----- EXCERPTED DATA

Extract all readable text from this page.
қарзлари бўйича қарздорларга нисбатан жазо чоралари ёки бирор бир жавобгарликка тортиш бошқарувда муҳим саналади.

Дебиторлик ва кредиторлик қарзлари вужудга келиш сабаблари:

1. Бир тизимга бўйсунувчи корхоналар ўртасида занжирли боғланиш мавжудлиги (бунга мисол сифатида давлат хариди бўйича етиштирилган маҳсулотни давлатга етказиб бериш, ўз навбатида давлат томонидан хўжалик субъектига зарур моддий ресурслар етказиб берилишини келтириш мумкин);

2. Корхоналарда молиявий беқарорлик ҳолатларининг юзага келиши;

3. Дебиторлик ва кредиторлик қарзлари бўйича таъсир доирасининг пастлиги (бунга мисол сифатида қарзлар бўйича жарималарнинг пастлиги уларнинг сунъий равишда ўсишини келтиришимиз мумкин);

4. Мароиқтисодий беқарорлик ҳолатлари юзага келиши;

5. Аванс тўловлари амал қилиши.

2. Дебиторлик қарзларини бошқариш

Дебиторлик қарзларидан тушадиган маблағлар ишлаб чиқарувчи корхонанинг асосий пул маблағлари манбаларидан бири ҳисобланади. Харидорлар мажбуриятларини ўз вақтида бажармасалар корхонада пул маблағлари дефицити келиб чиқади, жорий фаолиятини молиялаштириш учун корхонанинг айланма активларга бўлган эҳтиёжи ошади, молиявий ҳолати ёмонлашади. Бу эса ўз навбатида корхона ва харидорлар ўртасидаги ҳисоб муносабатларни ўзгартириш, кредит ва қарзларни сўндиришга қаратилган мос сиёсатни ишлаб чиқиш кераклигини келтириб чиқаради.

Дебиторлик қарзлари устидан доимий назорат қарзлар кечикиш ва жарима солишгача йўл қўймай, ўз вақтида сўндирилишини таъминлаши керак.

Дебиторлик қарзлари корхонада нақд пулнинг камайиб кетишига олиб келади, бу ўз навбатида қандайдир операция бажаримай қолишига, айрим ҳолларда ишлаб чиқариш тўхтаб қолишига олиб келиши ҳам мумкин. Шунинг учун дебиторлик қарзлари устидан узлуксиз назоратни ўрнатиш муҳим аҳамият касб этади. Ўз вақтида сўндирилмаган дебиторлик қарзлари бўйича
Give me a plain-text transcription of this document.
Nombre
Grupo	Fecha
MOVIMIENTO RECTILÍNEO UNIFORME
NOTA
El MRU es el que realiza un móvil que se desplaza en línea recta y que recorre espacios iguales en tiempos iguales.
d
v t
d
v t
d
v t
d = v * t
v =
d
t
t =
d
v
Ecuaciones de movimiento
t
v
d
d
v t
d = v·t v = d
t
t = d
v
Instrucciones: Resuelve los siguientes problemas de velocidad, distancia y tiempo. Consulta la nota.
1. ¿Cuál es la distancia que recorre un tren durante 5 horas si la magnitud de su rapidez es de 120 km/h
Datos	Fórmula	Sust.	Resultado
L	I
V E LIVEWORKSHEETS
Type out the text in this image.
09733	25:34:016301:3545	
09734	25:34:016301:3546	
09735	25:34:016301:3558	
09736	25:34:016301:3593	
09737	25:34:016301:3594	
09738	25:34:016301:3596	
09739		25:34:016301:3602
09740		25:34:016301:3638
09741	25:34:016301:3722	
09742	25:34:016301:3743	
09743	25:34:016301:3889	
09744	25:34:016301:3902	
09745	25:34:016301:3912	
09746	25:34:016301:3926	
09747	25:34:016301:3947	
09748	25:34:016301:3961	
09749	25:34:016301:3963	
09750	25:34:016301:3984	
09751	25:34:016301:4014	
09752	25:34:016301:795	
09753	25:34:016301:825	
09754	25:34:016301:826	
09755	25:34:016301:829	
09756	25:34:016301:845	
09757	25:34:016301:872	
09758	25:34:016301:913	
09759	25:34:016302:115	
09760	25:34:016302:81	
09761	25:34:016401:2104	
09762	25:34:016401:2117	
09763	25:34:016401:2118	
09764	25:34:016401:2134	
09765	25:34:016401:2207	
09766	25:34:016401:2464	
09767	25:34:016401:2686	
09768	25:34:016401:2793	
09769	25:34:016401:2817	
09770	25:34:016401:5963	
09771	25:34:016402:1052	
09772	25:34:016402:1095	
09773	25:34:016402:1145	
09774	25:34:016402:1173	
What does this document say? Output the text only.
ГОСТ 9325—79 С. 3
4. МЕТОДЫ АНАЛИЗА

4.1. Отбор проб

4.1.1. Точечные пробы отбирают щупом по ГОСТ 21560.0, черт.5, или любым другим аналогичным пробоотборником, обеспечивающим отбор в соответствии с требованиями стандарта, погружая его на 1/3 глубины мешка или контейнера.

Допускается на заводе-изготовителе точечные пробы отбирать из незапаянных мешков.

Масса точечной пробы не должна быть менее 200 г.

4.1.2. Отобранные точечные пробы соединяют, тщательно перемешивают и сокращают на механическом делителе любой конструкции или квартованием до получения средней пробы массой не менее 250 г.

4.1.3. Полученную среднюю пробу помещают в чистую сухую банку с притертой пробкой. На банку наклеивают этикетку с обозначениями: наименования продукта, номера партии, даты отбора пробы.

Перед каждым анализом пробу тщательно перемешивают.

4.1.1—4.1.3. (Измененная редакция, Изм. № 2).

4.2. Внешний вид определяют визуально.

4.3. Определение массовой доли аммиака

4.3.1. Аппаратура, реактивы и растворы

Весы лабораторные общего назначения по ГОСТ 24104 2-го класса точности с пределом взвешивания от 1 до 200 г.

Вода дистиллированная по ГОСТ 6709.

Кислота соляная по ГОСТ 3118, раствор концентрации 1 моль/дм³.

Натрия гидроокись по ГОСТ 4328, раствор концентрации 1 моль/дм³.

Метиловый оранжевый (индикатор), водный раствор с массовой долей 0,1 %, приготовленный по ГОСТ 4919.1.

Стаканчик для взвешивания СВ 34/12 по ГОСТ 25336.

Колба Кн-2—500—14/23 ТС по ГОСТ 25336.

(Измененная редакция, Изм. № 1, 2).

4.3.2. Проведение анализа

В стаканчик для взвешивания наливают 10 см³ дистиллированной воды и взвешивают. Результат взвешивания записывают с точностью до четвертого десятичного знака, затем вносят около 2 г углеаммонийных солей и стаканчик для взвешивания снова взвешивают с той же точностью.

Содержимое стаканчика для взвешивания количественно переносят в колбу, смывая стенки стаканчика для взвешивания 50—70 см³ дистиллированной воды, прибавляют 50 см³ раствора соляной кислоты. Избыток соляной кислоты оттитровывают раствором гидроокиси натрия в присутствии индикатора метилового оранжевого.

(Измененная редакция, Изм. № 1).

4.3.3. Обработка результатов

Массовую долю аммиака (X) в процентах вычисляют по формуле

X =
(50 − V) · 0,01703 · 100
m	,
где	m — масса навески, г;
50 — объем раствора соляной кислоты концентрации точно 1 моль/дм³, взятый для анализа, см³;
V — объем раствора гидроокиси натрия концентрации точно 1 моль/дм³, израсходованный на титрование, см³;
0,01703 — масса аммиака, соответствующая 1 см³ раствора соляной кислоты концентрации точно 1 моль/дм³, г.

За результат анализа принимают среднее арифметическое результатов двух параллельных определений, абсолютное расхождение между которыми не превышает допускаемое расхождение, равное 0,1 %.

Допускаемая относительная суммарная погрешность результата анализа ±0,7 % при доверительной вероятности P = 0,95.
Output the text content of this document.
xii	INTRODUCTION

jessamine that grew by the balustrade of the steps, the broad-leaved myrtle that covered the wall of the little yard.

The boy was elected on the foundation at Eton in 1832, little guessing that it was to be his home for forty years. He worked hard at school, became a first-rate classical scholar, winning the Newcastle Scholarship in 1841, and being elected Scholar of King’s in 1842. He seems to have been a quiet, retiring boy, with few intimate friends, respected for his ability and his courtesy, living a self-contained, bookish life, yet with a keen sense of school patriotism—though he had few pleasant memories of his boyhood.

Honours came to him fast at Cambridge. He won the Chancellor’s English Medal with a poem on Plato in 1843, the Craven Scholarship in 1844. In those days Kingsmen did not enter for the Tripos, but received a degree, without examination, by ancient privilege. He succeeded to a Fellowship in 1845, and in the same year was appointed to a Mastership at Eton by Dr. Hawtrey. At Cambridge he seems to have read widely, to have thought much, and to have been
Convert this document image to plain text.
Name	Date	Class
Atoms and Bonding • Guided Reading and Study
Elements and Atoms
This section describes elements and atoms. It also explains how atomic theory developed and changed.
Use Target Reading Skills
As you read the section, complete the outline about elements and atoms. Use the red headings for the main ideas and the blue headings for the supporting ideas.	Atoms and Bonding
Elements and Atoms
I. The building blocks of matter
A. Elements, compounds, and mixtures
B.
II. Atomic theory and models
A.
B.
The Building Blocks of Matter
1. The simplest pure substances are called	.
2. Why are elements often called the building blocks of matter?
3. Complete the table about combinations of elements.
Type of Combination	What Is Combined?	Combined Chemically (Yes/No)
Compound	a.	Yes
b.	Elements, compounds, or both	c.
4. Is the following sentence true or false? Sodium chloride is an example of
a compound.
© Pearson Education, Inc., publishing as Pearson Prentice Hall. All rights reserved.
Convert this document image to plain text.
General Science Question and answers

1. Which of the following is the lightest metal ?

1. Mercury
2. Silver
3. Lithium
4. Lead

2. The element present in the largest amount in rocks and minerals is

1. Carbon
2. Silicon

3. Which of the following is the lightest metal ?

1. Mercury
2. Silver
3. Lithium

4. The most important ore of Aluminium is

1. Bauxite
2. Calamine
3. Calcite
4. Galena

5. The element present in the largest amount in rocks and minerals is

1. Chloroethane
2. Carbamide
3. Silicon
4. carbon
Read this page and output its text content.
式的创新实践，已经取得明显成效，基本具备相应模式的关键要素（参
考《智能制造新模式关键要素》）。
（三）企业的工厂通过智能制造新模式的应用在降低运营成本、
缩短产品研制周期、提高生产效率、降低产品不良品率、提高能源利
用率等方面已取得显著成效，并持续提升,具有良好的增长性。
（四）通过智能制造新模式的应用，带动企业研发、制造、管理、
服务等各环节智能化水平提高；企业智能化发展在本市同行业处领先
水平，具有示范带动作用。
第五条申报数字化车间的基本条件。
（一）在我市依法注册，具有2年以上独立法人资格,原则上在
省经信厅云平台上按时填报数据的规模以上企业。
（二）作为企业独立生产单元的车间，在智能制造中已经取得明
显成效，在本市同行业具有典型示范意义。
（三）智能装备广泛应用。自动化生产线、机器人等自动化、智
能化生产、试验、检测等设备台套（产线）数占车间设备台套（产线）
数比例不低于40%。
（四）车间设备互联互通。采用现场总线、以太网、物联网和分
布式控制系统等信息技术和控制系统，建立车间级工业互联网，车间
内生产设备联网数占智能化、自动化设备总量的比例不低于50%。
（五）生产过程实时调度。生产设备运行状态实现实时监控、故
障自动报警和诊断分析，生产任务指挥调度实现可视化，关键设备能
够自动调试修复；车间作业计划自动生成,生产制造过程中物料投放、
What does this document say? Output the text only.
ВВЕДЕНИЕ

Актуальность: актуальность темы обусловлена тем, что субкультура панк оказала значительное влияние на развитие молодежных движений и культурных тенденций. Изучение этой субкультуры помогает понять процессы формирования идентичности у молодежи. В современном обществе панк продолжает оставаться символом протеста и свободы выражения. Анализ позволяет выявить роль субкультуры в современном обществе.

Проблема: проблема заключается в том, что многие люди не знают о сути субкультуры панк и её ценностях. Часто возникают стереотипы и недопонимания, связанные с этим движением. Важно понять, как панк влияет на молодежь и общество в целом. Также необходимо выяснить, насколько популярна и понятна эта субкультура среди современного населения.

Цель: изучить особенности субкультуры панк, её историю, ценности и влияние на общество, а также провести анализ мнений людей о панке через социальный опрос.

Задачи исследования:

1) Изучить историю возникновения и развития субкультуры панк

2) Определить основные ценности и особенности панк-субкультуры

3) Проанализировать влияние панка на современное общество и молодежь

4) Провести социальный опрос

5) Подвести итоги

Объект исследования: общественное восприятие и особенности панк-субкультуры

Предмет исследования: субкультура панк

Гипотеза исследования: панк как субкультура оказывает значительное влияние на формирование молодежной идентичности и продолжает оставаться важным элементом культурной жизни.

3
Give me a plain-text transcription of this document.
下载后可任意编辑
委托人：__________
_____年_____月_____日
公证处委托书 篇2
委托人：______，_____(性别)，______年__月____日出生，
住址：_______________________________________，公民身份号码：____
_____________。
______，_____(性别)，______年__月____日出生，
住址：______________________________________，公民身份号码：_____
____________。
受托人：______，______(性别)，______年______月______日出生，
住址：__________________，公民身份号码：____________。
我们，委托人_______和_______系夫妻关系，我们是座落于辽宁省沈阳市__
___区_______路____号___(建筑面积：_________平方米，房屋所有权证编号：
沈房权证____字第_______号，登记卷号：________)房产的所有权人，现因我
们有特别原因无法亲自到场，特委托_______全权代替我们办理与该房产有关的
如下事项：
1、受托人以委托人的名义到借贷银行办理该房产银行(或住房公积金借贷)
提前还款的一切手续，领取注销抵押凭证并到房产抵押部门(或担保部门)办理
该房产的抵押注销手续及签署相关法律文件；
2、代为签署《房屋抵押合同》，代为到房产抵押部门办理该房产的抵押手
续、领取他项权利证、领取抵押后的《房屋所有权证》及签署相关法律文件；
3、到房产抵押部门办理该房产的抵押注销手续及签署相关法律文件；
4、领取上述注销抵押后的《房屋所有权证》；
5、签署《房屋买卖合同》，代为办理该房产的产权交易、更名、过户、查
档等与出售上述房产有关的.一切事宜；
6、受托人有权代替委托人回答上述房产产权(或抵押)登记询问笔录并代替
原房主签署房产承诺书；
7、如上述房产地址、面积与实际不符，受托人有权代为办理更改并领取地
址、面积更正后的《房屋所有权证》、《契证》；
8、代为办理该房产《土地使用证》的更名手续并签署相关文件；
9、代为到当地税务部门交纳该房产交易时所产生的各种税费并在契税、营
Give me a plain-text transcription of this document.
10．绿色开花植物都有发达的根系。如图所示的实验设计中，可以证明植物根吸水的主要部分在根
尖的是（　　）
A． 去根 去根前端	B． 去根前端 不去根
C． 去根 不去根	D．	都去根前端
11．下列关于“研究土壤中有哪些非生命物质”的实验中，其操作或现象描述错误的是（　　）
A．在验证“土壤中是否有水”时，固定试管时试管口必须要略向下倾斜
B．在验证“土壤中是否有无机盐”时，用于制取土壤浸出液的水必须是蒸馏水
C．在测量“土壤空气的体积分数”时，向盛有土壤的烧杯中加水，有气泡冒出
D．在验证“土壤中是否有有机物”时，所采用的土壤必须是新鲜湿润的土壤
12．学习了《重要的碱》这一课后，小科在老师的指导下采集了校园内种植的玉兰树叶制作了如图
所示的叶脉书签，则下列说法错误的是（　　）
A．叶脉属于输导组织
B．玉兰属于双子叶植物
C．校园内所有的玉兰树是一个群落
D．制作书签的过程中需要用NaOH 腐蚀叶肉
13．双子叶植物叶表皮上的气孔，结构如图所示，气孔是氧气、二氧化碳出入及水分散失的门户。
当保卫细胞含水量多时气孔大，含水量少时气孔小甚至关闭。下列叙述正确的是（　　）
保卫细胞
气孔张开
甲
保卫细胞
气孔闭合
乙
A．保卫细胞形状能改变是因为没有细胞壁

----------

▶ **TO BE DONE**
Each line that holds the word "largest" is to be copied.

▶ **SOLUTION TO THE EXERCISE**
2. The element present in the largest amount in rocks and minerals is
5. The element present in the largest amount in rocks and minerals is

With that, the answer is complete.